## EXTRACT TO READ
========================================

Metcalfe’s Law. Computer engineer Robert Metcalfe coined the term to explain a phenomenon where the value of a networked device increases proportional to the square of the number of people connected to the system. So, videophones don’t have a lot of value until a lot of people are using them. And a lot of people aren’t going to use them until… A LOT OF PEOPLE ARE USING THEM. The value of video calling wasn’t obvious, most of its potential customers were somewhere on a spectrum of disinterested and hostile, it was hideously expensive, and it wasn’t significantly better than the cheap, existing alternative.
Video calling got switched off – if it was ever really switched on in the first place. The prospect of seeing and being seen as you talk pretty much went back into science fiction – like Captain Picard using video calls to talk to felicium addicts, which is basically space crack. That episode aired in April of 1988, a month after the VisiTel cover story in Popular Science – consumers were a little more comfortable with home technology and finally starting to get excited about it. Companies like Mitsubishi and Sony thought it was time to re-energize the idea of video calling. And they were so, so close to being right - use cases were emerging in unlikely places. The July ‘88 issue included an update from the editor in chief about VisiTels being used to alleviate jail overcrowding in Maryland – 7 people under house arrest were issued VisiTel units, and each day law enforcement could video call them to verify that they were, indeed, home. One offender said, “I’m not happy about it, but it sure beats going to jail.”
And a New York Times forum titled “Videophone: A Flop That Won’t Die” generated a response from doctors at Memorial Sloan-Kettering Cancer Center, who said that VisiTels could be useful as what we’d come to know as telemedicine – and even for families to communicate with patients who need to be in isolation for weeks at a time. This was 1992 – the doctors lamented that, “The bad news is that Mitsubishi stopped making these instruments; they were not profitable.” And about 10 minutes after THAT, all the standalone video calling devices, the Picturephones and the Visitels that techno-futurists had dreamed of for more than a century, were wiped completely off the map by the internet and webcams. And now despite 100 years of skepticism, every smartphone is… a video phone. Alright, it’s time to call Matt and it’s time to go back 35 years for a black and white, pixelated glimpse into the future.

========================================

Bounding box prediction data:
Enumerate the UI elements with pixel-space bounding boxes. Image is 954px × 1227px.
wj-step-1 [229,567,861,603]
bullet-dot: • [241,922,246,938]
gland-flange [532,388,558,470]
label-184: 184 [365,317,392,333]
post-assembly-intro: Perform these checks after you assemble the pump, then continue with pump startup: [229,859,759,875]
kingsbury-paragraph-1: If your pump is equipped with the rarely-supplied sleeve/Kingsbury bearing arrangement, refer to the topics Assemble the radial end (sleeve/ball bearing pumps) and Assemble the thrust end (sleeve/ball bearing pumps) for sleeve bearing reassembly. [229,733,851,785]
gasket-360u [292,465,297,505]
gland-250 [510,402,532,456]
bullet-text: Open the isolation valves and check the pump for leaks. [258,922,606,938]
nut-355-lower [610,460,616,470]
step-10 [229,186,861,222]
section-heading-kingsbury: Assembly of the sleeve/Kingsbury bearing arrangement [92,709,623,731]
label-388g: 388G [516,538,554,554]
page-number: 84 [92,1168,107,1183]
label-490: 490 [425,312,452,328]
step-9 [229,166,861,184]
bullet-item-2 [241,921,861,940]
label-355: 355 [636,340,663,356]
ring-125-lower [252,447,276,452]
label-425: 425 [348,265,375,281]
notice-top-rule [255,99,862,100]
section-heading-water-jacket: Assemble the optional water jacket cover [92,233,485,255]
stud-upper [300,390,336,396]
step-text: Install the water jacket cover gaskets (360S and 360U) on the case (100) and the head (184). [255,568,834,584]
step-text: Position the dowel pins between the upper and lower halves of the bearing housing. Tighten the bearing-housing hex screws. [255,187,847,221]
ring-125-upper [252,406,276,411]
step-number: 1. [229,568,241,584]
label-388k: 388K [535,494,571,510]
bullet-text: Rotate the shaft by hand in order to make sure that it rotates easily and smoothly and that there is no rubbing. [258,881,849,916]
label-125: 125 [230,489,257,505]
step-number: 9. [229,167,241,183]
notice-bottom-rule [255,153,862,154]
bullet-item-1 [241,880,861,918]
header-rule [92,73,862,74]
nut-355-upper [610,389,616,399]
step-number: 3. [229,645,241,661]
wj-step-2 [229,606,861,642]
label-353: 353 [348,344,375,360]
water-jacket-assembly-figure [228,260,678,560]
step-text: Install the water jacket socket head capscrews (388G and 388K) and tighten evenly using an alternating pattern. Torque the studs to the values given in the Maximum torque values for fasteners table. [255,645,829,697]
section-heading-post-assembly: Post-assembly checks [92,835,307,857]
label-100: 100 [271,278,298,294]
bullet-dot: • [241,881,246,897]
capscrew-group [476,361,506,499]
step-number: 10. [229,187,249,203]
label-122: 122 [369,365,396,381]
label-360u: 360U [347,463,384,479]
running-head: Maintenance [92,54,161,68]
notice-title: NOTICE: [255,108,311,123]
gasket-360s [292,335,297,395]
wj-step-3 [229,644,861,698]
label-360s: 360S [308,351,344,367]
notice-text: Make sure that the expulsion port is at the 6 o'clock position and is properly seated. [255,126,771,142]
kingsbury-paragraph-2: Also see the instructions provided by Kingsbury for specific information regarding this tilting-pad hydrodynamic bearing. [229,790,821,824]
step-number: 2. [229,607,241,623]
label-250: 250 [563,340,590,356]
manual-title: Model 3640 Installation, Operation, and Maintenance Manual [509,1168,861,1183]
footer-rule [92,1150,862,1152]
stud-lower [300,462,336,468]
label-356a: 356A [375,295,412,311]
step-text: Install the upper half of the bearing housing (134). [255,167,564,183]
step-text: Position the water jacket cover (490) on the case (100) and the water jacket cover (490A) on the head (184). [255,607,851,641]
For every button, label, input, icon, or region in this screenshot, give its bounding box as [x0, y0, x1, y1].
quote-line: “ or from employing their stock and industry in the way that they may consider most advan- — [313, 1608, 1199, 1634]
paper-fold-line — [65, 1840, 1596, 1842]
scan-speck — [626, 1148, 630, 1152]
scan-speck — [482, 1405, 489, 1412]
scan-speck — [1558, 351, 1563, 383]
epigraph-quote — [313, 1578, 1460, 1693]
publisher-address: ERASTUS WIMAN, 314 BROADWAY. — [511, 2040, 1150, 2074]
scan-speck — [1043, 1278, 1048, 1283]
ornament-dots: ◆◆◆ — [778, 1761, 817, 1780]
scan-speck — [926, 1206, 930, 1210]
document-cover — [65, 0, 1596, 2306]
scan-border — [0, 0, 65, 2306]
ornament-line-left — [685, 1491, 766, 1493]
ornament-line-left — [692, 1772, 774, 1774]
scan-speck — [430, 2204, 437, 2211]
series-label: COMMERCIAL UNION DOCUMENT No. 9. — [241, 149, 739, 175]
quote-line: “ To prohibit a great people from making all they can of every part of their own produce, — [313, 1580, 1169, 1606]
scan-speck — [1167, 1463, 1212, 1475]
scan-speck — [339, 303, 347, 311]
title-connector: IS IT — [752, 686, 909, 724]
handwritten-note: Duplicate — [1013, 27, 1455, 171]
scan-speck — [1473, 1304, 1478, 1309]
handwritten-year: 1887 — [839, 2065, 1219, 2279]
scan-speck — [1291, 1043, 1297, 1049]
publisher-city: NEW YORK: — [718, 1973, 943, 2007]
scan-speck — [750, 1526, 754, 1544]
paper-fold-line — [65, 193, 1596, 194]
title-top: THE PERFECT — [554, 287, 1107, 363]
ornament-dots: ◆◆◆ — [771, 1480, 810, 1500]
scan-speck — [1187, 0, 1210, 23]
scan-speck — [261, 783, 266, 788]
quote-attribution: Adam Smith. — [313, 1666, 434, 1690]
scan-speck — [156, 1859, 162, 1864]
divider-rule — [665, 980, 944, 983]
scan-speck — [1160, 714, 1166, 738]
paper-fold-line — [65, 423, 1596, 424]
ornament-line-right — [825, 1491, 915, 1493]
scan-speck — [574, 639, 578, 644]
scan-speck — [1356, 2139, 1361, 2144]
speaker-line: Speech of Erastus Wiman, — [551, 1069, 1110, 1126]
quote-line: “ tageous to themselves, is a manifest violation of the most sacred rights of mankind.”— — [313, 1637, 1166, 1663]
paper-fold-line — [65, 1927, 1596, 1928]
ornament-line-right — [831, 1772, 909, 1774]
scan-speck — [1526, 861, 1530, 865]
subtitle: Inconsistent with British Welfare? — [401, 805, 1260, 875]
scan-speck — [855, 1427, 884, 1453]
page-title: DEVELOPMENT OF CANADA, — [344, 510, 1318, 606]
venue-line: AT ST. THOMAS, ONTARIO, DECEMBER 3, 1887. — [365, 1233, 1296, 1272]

========================================

## TASKS
1 > From the videophone passage, return the words from "Metcalfe’s Law. Computer" up to and including "cheap, existing alternative.".
2 > Answer these questions using the videophone passage:
(a) Which computer engineer coined the term Metcalfe's Law?
(b) How many people under house arrest in Maryland were issued VisiTel units?
(c) In what year did the doctors at Memorial Sloan-Kettering Cancer Center respond to the New York Times forum?
The listing above isn't required for any of the work here.

## ANSWER SET
1 >
Metcalfe’s Law. Computer engineer Robert Metcalfe coined the term to explain a phenomenon where the value of a networked device increases proportional to the square of the number of people connected to the system. So, videophones don’t have a lot of value until a lot of people are using them. And a lot of people aren’t going to use them until… A LOT OF PEOPLE ARE USING THEM. The value of video calling wasn’t obvious, most of its potential customers were somewhere on a spectrum of disinterested and hostile, it was hideously expensive, and it wasn’t significantly better than the cheap, existing alternative.

2 >
(a) Robert Metcalfe
(b) 7
(c) 1992